■ DIRECTION
Copy all of the records below verbatim.

(Items from a figure collection)
§

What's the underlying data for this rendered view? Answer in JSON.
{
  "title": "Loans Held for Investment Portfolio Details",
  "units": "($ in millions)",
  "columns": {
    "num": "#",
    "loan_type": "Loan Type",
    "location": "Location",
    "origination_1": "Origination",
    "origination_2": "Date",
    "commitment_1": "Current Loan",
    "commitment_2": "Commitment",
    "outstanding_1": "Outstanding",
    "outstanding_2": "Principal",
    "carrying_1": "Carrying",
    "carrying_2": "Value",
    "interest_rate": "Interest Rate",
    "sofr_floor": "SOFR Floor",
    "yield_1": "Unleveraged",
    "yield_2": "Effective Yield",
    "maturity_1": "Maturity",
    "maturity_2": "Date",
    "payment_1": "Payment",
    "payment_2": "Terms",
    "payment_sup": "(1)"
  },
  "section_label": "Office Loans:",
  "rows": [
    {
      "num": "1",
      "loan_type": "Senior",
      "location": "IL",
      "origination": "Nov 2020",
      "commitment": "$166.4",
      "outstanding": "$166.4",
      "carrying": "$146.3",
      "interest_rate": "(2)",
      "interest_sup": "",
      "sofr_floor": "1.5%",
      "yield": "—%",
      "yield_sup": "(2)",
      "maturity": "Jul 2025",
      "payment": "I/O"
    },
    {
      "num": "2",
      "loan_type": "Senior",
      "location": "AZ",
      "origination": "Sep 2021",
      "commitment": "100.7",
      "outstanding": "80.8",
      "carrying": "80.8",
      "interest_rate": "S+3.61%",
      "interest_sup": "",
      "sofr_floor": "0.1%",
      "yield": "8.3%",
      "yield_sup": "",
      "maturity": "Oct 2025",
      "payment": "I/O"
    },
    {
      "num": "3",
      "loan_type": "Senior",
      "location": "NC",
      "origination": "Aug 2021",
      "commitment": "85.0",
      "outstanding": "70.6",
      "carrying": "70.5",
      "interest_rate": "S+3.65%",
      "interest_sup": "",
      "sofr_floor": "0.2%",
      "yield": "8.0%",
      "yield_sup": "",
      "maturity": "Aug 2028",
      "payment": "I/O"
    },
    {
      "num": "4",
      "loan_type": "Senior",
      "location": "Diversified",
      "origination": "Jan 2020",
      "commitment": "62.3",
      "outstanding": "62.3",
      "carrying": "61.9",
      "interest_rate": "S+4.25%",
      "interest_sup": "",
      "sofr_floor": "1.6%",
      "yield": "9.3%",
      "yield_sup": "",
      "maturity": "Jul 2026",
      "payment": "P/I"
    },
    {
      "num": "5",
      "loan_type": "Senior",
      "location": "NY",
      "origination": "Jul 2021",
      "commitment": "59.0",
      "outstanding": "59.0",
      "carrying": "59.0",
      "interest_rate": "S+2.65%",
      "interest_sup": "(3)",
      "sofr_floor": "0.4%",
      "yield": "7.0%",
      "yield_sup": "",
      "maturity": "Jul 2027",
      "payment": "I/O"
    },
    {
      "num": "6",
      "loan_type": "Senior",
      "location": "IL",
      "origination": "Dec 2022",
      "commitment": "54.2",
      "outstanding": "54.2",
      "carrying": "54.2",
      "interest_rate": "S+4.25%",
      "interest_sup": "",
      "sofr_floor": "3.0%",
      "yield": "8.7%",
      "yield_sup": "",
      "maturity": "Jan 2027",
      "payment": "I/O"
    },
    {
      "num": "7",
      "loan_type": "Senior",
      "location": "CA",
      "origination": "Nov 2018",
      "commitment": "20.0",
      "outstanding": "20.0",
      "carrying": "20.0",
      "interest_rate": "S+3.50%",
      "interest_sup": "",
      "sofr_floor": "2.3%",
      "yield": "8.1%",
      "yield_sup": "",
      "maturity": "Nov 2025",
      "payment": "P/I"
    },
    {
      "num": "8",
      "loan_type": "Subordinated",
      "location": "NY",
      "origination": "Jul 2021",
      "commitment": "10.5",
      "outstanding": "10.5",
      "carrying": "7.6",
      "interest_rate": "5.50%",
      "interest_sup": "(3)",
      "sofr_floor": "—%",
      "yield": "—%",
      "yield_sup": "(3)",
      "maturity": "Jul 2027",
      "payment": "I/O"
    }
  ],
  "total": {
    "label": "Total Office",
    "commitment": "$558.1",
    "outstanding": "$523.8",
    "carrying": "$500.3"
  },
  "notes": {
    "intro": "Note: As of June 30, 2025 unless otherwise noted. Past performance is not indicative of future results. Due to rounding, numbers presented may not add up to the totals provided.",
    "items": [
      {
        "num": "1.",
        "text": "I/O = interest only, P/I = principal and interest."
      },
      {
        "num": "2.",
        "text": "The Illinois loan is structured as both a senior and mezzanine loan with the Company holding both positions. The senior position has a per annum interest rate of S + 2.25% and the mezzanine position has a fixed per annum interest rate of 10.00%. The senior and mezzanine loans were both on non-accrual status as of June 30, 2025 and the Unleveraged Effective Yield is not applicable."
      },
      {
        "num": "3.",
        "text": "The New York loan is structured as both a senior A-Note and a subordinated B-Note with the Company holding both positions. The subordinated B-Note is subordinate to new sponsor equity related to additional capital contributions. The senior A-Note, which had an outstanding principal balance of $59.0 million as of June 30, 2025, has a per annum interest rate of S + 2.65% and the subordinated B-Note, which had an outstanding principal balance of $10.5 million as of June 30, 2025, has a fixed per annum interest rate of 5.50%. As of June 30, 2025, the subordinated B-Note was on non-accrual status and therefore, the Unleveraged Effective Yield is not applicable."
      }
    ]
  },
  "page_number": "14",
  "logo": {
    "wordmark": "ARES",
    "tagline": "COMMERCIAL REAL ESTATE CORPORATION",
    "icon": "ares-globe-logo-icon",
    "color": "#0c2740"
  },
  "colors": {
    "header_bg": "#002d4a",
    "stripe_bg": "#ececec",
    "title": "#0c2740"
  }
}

§

■ THE COMPLETED TASK
What's the underlying data for this rendered view? Answer in JSON.
{
  "title": "Loans Held for Investment Portfolio Details",
  "units": "($ in millions)",
  "columns": {
    "num": "#",
    "loan_type": "Loan Type",
    "location": "Location",
    "origination_1": "Origination",
    "origination_2": "Date",
    "commitment_1": "Current Loan",
    "commitment_2": "Commitment",
    "outstanding_1": "Outstanding",
    "outstanding_2": "Principal",
    "carrying_1": "Carrying",
    "carrying_2": "Value",
    "interest_rate": "Interest Rate",
    "sofr_floor": "SOFR Floor",
    "yield_1": "Unleveraged",
    "yield_2": "Effective Yield",
    "maturity_1": "Maturity",
    "maturity_2": "Date",
    "payment_1": "Payment",
    "payment_2": "Terms",
    "payment_sup": "(1)"
  },
  "section_label": "Office Loans:",
  "rows": [
    {
      "num": "1",
      "loan_type": "Senior",
      "location": "IL",
      "origination": "Nov 2020",
      "commitment": "$166.4",
      "outstanding": "$166.4",
      "carrying": "$146.3",
      "interest_rate": "(2)",
      "interest_sup": "",
      "sofr_floor": "1.5%",
      "yield": "—%",
      "yield_sup": "(2)",
      "maturity": "Jul 2025",
      "payment": "I/O"
    },
    {
      "num": "2",
      "loan_type": "Senior",
      "location": "AZ",
      "origination": "Sep 2021",
      "commitment": "100.7",
      "outstanding": "80.8",
      "carrying": "80.8",
      "interest_rate": "S+3.61%",
      "interest_sup": "",
      "sofr_floor": "0.1%",
      "yield": "8.3%",
      "yield_sup": "",
      "maturity": "Oct 2025",
      "payment": "I/O"
    },
    {
      "num": "3",
      "loan_type": "Senior",
      "location": "NC",
      "origination": "Aug 2021",
      "commitment": "85.0",
      "outstanding": "70.6",
      "carrying": "70.5",
      "interest_rate": "S+3.65%",
      "interest_sup": "",
      "sofr_floor": "0.2%",
      "yield": "8.0%",
      "yield_sup": "",
      "maturity": "Aug 2028",
      "payment": "I/O"
    },
    {
      "num": "4",
      "loan_type": "Senior",
      "location": "Diversified",
      "origination": "Jan 2020",
      "commitment": "62.3",
      "outstanding": "62.3",
      "carrying": "61.9",
      "interest_rate": "S+4.25%",
      "interest_sup": "",
      "sofr_floor": "1.6%",
      "yield": "9.3%",
      "yield_sup": "",
      "maturity": "Jul 2026",
      "payment": "P/I"
    },
    {
      "num": "5",
      "loan_type": "Senior",
      "location": "NY",
      "origination": "Jul 2021",
      "commitment": "59.0",
      "outstanding": "59.0",
      "carrying": "59.0",
      "interest_rate": "S+2.65%",
      "interest_sup": "(3)",
      "sofr_floor": "0.4%",
      "yield": "7.0%",
      "yield_sup": "",
      "maturity": "Jul 2027",
      "payment": "I/O"
    },
    {
      "num": "6",
      "loan_type": "Senior",
      "location": "IL",
      "origination": "Dec 2022",
      "commitment": "54.2",
      "outstanding": "54.2",
      "carrying": "54.2",
      "interest_rate": "S+4.25%",
      "interest_sup": "",
      "sofr_floor": "3.0%",
      "yield": "8.7%",
      "yield_sup": "",
      "maturity": "Jan 2027",
      "payment": "I/O"
    },
    {
      "num": "7",
      "loan_type": "Senior",
      "location": "CA",
      "origination": "Nov 2018",
      "commitment": "20.0",
      "outstanding": "20.0",
      "carrying": "20.0",
      "interest_rate": "S+3.50%",
      "interest_sup": "",
      "sofr_floor": "2.3%",
      "yield": "8.1%",
      "yield_sup": "",
      "maturity": "Nov 2025",
      "payment": "P/I"
    },
    {
      "num": "8",
      "loan_type": "Subordinated",
      "location": "NY",
      "origination": "Jul 2021",
      "commitment": "10.5",
      "outstanding": "10.5",
      "carrying": "7.6",
      "interest_rate": "5.50%",
      "interest_sup": "(3)",
      "sofr_floor": "—%",
      "yield": "—%",
      "yield_sup": "(3)",
      "maturity": "Jul 2027",
      "payment": "I/O"
    }
  ],
  "total": {
    "label": "Total Office",
    "commitment": "$558.1",
    "outstanding": "$523.8",
    "carrying": "$500.3"
  },
  "notes": {
    "intro": "Note: As of June 30, 2025 unless otherwise noted. Past performance is not indicative of future results. Due to rounding, numbers presented may not add up to the totals provided.",
    "items": [
      {
        "num": "1.",
        "text": "I/O = interest only, P/I = principal and interest."
      },
      {
        "num": "2.",
        "text": "The Illinois loan is structured as both a senior and mezzanine loan with the Company holding both positions. The senior position has a per annum interest rate of S + 2.25% and the mezzanine position has a fixed per annum interest rate of 10.00%. The senior and mezzanine loans were both on non-accrual status as of June 30, 2025 and the Unleveraged Effective Yield is not applicable."
      },
      {
        "num": "3.",
        "text": "The New York loan is structured as both a senior A-Note and a subordinated B-Note with the Company holding both positions. The subordinated B-Note is subordinate to new sponsor equity related to additional capital contributions. The senior A-Note, which had an outstanding principal balance of $59.0 million as of June 30, 2025, has a per annum interest rate of S + 2.65% and the subordinated B-Note, which had an outstanding principal balance of $10.5 million as of June 30, 2025, has a fixed per annum interest rate of 5.50%. As of June 30, 2025, the subordinated B-Note was on non-accrual status and therefore, the Unleveraged Effective Yield is not applicable."
      }
    ]
  },
  "page_number": "14",
  "logo": {
    "wordmark": "ARES",
    "tagline": "COMMERCIAL REAL ESTATE CORPORATION",
    "icon": "ares-globe-logo-icon",
    "color": "#0c2740"
  },
  "colors": {
    "header_bg": "#002d4a",
    "stripe_bg": "#ececec",
    "title": "#0c2740"
  }
}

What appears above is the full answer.